> [WHAT IS EXPECTED]:
In the listing below, count the lines with "SALT" and report only the figure.

———

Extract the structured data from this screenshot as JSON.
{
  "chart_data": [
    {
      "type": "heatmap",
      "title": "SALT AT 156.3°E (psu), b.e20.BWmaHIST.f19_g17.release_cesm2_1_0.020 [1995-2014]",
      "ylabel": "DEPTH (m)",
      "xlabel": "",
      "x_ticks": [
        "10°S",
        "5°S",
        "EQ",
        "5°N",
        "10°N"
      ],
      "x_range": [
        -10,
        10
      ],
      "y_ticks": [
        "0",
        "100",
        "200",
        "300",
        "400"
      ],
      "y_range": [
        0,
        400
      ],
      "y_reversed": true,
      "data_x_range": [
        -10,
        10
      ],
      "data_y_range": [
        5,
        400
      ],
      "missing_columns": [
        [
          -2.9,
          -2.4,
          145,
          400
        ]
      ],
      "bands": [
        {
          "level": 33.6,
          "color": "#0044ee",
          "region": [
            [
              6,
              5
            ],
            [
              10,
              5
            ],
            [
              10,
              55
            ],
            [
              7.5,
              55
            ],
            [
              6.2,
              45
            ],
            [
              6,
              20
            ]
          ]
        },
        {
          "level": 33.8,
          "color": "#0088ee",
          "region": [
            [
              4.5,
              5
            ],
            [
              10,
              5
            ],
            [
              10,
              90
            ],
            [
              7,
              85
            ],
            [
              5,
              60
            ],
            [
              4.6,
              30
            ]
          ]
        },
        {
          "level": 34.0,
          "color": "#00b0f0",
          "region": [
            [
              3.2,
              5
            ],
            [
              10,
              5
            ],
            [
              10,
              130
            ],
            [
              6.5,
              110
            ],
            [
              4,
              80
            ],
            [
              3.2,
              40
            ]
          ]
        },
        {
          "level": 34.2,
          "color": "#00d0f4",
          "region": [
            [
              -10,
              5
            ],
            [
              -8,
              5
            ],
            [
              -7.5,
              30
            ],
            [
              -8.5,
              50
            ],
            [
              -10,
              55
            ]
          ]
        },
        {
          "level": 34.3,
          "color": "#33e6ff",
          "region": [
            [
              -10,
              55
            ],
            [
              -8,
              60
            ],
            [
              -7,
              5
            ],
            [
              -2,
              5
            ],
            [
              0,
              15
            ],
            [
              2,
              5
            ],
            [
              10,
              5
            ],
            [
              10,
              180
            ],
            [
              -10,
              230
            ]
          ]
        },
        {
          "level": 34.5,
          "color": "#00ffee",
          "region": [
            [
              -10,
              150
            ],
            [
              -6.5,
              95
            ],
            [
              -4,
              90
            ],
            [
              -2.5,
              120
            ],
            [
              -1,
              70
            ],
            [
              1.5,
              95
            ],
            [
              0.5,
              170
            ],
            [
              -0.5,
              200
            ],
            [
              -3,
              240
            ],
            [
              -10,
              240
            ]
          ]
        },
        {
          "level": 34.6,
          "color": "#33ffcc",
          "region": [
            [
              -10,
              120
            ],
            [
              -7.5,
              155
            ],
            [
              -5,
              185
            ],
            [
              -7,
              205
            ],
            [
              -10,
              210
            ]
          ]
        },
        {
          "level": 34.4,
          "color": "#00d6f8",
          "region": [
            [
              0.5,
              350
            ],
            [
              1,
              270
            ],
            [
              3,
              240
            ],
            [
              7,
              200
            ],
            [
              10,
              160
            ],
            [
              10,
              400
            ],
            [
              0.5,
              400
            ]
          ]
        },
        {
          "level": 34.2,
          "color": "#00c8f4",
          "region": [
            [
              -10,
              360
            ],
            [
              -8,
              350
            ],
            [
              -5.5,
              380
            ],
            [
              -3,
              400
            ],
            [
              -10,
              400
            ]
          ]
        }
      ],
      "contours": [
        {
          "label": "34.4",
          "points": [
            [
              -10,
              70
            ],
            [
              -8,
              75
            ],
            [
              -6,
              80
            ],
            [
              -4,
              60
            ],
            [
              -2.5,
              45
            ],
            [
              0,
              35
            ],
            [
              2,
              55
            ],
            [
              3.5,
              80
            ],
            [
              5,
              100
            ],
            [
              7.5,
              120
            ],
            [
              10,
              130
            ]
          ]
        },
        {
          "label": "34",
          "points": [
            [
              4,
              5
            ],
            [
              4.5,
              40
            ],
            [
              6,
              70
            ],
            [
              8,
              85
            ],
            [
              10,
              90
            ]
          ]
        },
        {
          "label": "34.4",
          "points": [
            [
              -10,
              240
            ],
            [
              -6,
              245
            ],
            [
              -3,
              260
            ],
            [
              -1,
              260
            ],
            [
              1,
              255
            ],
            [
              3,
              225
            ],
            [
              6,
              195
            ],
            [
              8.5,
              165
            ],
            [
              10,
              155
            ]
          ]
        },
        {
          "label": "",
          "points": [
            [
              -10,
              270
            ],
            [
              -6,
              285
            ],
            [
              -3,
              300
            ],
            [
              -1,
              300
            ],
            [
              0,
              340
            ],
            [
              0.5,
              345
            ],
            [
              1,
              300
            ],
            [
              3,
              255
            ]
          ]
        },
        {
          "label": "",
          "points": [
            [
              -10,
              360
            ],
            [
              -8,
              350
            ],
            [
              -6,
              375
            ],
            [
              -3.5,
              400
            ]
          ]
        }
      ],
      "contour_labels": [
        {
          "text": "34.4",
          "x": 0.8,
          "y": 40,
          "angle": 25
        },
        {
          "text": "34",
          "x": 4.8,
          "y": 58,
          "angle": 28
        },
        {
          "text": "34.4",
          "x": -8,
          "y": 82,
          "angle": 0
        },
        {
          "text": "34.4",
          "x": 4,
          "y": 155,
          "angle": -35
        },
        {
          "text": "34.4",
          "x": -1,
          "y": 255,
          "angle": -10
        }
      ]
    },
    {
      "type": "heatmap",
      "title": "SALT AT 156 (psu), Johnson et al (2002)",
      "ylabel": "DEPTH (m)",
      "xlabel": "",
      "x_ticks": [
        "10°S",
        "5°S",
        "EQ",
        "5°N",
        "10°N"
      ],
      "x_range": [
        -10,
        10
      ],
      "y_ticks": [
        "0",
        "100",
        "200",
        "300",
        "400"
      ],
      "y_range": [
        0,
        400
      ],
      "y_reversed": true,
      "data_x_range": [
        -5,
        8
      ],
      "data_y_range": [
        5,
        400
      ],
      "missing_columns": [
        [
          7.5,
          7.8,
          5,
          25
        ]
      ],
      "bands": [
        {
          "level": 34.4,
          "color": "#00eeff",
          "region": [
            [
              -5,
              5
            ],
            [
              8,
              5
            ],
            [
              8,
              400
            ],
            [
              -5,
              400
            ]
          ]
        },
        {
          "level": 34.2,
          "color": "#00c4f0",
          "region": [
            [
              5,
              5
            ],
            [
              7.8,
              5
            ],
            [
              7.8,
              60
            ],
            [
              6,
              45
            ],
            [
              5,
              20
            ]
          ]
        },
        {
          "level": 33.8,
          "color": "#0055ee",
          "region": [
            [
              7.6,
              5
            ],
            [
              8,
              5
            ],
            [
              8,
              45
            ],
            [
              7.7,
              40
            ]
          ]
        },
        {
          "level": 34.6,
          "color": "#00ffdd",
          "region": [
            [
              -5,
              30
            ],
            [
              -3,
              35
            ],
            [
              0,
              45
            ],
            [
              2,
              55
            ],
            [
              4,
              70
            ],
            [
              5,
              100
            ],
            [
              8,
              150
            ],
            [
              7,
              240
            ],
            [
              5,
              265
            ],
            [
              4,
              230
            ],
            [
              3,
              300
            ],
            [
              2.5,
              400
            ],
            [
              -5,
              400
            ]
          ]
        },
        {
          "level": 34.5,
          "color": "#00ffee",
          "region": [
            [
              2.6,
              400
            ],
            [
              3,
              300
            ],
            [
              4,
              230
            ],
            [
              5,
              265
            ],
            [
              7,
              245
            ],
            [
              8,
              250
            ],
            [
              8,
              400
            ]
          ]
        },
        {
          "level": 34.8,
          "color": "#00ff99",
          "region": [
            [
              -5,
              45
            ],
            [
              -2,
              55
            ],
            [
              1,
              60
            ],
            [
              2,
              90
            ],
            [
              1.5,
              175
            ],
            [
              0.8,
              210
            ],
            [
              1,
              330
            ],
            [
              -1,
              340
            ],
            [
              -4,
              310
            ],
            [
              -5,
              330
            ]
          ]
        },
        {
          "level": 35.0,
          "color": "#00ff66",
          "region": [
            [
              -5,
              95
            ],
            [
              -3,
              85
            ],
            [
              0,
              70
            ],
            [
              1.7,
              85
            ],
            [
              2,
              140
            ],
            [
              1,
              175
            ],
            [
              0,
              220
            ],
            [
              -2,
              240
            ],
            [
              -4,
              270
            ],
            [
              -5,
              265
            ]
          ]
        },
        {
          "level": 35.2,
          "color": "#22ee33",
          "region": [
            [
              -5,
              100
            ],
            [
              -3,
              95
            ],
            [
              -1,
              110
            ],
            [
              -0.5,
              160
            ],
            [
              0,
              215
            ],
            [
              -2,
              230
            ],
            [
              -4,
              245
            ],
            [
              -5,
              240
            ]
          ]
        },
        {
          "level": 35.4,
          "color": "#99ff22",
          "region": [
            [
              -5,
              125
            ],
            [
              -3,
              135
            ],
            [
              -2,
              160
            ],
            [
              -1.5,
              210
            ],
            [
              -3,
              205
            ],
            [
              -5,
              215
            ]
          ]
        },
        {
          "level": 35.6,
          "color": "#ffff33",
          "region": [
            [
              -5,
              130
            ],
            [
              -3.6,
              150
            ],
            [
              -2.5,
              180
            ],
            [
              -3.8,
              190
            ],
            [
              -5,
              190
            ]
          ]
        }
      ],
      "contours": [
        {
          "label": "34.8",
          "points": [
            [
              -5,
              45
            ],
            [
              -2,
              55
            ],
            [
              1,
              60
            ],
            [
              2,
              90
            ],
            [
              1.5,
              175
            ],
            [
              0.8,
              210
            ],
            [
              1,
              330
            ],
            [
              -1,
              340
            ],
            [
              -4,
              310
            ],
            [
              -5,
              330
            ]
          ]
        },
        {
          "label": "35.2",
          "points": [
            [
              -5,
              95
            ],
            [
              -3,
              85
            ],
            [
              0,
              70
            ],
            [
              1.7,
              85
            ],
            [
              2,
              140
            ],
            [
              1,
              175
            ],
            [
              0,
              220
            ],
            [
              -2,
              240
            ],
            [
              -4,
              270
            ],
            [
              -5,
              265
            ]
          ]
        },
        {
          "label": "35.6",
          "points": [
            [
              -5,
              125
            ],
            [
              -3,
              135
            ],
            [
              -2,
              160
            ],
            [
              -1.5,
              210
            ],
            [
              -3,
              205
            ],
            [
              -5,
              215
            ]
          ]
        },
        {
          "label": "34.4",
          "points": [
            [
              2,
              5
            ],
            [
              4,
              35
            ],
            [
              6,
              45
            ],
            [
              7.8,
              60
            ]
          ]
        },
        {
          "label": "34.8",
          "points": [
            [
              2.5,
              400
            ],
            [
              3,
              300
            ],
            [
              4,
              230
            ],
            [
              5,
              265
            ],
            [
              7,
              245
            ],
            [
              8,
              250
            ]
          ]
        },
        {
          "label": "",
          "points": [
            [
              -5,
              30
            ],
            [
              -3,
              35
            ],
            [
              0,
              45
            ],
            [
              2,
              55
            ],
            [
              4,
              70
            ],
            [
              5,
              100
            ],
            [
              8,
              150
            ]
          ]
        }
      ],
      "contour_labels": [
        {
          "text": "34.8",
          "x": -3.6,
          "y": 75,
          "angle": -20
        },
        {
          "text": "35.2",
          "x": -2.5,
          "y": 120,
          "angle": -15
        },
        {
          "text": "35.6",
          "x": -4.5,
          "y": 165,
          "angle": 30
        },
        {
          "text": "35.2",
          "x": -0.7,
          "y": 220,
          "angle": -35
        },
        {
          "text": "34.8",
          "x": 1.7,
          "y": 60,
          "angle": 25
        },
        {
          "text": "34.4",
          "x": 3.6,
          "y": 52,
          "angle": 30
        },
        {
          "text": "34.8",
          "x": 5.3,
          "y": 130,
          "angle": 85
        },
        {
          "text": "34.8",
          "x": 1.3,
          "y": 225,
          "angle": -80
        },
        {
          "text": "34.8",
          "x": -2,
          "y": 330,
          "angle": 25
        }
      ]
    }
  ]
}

———

> [ANSWER TO THE EXERCISE]:
2